TASK: Every record below should be printed exactly as given.

§ §

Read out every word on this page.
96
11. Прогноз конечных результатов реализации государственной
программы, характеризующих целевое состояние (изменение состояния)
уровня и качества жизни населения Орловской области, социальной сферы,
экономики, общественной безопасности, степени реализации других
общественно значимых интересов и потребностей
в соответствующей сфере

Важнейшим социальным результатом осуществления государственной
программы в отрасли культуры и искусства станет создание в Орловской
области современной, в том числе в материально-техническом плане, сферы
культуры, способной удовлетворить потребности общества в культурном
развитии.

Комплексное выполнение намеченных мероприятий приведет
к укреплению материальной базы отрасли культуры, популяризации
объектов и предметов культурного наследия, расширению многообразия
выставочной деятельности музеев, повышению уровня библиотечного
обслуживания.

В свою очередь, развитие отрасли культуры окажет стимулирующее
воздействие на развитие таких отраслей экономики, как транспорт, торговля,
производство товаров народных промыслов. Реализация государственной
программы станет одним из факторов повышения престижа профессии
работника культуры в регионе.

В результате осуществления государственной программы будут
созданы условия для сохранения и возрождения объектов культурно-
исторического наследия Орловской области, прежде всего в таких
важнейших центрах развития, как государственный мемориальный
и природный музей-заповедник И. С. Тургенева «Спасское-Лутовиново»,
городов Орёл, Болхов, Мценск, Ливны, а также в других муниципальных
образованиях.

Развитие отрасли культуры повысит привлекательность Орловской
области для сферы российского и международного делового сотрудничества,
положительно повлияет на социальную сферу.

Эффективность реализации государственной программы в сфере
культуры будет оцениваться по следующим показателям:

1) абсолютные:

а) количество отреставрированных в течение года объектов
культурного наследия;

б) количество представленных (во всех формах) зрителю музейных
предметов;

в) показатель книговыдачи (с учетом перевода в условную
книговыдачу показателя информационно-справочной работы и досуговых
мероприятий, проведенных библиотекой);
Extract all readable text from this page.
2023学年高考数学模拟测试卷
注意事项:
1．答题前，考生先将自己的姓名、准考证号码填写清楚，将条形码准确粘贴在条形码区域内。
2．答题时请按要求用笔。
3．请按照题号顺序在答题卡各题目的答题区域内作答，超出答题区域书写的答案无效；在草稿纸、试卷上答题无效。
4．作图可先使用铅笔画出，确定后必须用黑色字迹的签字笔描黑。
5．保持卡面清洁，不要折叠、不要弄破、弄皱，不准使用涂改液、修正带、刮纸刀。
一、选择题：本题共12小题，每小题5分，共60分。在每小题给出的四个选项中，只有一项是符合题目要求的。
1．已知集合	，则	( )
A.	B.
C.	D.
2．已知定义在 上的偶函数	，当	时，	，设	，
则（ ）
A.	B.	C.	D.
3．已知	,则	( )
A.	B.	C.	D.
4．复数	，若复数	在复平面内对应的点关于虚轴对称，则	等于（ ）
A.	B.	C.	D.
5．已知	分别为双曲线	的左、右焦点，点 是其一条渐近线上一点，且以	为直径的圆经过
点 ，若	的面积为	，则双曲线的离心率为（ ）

§ §

RESPONSE TO THE TASK:
Read out every word on this page.
96
11. Прогноз конечных результатов реализации государственной
программы, характеризующих целевое состояние (изменение состояния)
уровня и качества жизни населения Орловской области, социальной сферы,
экономики, общественной безопасности, степени реализации других
общественно значимых интересов и потребностей
в соответствующей сфере

Важнейшим социальным результатом осуществления государственной
программы в отрасли культуры и искусства станет создание в Орловской
области современной, в том числе в материально-техническом плане, сферы
культуры, способной удовлетворить потребности общества в культурном
развитии.

Комплексное выполнение намеченных мероприятий приведет
к укреплению материальной базы отрасли культуры, популяризации
объектов и предметов культурного наследия, расширению многообразия
выставочной деятельности музеев, повышению уровня библиотечного
обслуживания.

В свою очередь, развитие отрасли культуры окажет стимулирующее
воздействие на развитие таких отраслей экономики, как транспорт, торговля,
производство товаров народных промыслов. Реализация государственной
программы станет одним из факторов повышения престижа профессии
работника культуры в регионе.

В результате осуществления государственной программы будут
созданы условия для сохранения и возрождения объектов культурно-
исторического наследия Орловской области, прежде всего в таких
важнейших центрах развития, как государственный мемориальный
и природный музей-заповедник И. С. Тургенева «Спасское-Лутовиново»,
городов Орёл, Болхов, Мценск, Ливны, а также в других муниципальных
образованиях.

Развитие отрасли культуры повысит привлекательность Орловской
области для сферы российского и международного делового сотрудничества,
положительно повлияет на социальную сферу.

Эффективность реализации государственной программы в сфере
культуры будет оцениваться по следующим показателям:

1) абсолютные:

а) количество отреставрированных в течение года объектов
культурного наследия;

б) количество представленных (во всех формах) зрителю музейных
предметов;

в) показатель книговыдачи (с учетом перевода в условную
книговыдачу показателя информационно-справочной работы и досуговых
мероприятий, проведенных библиотекой);
Extract all readable text from this page.
2023学年高考数学模拟测试卷
注意事项:
1．答题前，考生先将自己的姓名、准考证号码填写清楚，将条形码准确粘贴在条形码区域内。
2．答题时请按要求用笔。
3．请按照题号顺序在答题卡各题目的答题区域内作答，超出答题区域书写的答案无效；在草稿纸、试卷上答题无效。
4．作图可先使用铅笔画出，确定后必须用黑色字迹的签字笔描黑。
5．保持卡面清洁，不要折叠、不要弄破、弄皱，不准使用涂改液、修正带、刮纸刀。
一、选择题：本题共12小题，每小题5分，共60分。在每小题给出的四个选项中，只有一项是符合题目要求的。
1．已知集合	，则	( )
A.	B.
C.	D.
2．已知定义在 上的偶函数	，当	时，	，设	，
则（ ）
A.	B.	C.	D.
3．已知	,则	( )
A.	B.	C.	D.
4．复数	，若复数	在复平面内对应的点关于虚轴对称，则	等于（ ）
A.	B.	C.	D.
5．已知	分别为双曲线	的左、右焦点，点 是其一条渐近线上一点，且以	为直径的圆经过
点 ，若	的面积为	，则双曲线的离心率为（ ）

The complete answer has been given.